Stated exercise:
Track down each line that has the word "model" and copy it.

------ Data for processing ------

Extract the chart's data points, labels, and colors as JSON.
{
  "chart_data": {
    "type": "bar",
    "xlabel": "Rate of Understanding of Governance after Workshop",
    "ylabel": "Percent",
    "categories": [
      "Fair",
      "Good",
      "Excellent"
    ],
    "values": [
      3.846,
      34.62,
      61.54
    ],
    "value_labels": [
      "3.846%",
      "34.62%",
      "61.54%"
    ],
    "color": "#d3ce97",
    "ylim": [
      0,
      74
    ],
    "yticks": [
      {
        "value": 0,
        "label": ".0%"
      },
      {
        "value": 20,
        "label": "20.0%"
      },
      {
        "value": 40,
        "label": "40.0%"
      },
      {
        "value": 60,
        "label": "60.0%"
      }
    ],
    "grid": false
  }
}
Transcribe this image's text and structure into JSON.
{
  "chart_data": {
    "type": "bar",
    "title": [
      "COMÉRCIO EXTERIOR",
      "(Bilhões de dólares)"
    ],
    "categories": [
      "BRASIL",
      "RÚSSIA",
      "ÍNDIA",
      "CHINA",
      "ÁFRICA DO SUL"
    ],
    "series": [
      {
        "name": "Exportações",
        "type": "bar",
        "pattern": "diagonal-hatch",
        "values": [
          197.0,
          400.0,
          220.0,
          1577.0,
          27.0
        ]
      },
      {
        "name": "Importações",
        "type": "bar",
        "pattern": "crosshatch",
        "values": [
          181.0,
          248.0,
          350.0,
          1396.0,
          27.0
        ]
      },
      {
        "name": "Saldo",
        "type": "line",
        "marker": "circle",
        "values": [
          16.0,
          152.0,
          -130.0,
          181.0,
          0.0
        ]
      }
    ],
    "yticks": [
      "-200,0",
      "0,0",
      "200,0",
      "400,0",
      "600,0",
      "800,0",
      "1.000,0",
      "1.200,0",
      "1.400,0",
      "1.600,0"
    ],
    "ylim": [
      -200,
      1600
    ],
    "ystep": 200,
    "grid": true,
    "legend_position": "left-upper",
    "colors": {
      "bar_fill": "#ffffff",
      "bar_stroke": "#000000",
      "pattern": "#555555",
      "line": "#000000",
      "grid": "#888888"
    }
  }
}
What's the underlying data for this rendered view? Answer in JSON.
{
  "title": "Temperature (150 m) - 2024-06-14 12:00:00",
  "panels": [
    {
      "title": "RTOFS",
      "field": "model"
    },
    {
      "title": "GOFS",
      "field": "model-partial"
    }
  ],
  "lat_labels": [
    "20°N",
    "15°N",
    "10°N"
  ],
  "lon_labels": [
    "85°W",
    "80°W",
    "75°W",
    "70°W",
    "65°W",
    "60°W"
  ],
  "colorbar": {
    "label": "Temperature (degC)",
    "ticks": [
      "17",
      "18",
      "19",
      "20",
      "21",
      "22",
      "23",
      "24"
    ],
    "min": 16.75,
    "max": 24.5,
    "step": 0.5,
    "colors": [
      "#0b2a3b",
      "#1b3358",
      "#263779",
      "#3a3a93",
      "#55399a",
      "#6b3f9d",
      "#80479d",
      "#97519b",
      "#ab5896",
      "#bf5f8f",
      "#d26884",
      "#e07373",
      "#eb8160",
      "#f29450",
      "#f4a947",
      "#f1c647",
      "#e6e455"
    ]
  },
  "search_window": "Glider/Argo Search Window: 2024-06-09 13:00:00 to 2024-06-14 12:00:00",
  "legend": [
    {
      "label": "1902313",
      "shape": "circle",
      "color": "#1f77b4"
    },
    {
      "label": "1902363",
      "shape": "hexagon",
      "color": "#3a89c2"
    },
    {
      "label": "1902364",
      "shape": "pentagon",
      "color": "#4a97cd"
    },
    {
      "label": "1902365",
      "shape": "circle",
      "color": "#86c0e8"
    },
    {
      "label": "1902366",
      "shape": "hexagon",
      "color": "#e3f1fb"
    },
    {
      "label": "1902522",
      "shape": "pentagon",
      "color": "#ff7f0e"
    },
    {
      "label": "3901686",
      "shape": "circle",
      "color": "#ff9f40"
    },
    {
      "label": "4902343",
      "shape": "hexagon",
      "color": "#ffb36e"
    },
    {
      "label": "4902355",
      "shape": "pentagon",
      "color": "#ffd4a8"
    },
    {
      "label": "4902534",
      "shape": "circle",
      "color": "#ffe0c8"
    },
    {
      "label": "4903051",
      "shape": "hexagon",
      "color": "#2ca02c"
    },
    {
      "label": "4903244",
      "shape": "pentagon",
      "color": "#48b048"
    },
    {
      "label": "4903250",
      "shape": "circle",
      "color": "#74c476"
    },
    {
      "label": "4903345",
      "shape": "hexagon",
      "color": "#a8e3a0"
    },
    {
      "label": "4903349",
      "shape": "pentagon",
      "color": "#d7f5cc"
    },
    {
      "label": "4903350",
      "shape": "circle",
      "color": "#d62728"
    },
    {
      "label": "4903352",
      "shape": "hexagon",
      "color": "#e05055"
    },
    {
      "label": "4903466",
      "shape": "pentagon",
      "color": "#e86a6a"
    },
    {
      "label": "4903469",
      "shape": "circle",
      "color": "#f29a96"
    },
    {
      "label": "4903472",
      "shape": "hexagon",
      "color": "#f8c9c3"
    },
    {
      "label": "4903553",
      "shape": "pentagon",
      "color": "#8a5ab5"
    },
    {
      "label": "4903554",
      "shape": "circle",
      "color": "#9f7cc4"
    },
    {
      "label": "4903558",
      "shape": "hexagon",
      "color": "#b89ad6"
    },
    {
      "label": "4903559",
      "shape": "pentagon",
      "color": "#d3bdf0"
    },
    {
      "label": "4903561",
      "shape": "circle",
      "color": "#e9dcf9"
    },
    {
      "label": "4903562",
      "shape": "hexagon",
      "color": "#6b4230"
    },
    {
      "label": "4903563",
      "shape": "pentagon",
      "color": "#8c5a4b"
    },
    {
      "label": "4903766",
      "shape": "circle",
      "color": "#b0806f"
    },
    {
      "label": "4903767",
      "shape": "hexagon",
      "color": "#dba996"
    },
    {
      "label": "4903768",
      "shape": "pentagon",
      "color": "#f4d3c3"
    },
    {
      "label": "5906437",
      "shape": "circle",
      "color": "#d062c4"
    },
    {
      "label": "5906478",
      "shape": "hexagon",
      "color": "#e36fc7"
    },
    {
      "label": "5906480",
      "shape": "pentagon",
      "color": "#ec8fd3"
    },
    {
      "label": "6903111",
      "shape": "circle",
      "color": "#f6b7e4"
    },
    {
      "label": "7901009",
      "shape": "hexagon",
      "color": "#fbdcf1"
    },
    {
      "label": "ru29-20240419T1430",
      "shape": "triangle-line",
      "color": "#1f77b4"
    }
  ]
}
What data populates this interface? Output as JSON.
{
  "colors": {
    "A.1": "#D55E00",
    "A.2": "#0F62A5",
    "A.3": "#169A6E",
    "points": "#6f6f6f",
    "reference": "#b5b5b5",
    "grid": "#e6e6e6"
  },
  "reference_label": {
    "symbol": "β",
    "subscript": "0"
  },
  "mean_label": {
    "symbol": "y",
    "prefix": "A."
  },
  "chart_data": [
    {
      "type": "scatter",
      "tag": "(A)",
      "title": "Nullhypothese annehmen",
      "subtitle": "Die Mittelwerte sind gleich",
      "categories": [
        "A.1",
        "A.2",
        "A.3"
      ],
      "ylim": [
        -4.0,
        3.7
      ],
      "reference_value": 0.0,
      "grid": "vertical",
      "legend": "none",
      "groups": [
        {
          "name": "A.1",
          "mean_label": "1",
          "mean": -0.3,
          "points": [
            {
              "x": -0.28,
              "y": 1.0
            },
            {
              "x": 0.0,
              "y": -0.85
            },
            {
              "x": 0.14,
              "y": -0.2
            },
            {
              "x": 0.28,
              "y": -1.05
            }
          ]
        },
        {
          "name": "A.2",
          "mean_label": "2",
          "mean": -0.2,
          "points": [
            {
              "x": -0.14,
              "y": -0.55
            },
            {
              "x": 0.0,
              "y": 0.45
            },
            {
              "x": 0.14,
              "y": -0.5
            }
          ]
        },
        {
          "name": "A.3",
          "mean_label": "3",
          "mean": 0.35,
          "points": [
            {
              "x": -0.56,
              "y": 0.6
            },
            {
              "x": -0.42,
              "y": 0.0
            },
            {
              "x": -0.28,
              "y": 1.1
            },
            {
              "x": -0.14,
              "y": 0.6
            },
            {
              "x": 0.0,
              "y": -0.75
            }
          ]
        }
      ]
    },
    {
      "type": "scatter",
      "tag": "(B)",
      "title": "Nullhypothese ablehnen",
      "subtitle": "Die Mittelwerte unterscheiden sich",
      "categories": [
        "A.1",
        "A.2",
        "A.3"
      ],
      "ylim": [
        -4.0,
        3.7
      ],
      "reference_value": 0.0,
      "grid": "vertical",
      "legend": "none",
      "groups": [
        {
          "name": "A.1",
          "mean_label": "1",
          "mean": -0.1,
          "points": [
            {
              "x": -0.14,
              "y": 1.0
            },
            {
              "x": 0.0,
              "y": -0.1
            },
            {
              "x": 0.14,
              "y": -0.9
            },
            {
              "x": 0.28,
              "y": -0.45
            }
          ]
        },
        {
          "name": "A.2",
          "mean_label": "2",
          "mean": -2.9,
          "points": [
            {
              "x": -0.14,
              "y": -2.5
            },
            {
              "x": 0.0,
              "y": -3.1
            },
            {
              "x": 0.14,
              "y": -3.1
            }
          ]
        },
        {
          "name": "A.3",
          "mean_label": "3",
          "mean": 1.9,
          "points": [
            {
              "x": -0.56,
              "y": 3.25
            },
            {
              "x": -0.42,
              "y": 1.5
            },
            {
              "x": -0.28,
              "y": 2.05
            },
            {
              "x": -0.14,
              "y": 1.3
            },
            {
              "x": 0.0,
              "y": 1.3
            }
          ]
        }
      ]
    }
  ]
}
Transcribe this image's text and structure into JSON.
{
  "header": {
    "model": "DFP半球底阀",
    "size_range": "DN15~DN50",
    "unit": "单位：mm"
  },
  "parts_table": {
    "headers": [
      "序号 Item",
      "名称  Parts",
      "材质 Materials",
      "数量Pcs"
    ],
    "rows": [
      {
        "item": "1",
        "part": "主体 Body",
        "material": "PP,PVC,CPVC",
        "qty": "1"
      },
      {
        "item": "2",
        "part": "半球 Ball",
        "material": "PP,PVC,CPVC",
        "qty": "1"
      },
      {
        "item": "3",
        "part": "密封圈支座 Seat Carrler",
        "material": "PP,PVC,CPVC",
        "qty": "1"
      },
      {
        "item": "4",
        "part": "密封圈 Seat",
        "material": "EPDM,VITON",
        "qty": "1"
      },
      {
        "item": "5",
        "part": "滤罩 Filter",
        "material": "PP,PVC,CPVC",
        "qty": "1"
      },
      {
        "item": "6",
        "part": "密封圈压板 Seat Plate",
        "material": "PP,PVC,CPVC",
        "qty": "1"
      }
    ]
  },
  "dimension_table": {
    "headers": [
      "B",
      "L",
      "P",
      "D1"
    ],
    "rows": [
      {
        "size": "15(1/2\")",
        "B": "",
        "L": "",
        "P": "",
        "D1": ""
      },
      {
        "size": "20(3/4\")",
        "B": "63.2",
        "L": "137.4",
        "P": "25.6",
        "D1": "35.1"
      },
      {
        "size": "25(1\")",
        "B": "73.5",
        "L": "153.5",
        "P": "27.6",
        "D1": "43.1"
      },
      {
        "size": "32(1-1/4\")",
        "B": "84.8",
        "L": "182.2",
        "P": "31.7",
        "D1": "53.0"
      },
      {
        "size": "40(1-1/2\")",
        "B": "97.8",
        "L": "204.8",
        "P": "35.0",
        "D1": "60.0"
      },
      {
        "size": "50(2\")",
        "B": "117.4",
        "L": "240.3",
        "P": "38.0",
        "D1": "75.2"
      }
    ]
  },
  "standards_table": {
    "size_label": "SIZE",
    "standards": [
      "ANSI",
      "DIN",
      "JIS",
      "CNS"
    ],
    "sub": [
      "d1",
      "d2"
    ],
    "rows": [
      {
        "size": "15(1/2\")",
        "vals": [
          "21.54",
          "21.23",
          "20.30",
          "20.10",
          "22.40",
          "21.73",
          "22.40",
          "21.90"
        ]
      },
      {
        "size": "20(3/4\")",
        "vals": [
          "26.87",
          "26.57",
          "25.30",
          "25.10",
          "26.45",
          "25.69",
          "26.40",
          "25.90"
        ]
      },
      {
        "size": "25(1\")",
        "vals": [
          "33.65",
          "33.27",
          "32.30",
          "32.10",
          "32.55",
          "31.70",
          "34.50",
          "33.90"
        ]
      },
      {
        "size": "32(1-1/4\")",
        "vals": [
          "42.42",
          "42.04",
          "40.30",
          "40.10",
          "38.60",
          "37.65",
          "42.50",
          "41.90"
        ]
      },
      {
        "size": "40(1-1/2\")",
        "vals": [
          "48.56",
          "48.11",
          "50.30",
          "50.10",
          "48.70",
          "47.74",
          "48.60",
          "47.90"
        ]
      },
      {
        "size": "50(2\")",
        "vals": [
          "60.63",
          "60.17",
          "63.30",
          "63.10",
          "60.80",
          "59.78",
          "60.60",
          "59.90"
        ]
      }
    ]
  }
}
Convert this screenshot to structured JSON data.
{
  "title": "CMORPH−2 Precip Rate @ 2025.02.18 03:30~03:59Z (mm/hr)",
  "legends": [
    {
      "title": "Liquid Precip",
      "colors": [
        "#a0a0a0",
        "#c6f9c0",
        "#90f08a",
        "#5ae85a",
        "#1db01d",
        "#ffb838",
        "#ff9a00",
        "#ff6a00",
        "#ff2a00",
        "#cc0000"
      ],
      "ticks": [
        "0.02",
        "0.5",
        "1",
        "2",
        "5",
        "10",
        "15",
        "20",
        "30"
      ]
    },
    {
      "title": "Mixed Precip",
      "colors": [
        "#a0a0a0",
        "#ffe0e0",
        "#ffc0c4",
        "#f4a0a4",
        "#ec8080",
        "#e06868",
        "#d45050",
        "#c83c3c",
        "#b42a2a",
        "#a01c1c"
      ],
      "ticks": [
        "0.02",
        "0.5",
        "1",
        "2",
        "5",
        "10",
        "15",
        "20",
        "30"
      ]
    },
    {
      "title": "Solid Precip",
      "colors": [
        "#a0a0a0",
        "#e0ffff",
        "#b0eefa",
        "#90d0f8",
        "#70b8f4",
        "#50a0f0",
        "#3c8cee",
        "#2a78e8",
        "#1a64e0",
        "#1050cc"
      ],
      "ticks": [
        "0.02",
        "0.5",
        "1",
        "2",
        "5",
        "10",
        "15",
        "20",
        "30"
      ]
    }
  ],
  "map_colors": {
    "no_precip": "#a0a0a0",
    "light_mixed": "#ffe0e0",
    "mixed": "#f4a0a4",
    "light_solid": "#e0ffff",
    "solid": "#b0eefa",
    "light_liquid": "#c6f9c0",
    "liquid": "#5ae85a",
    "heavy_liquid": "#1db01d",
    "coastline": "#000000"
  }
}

------

Solution to the exercise:
      "field": "model"
      "field": "model-partial"
    "model": "DFP半球底阀",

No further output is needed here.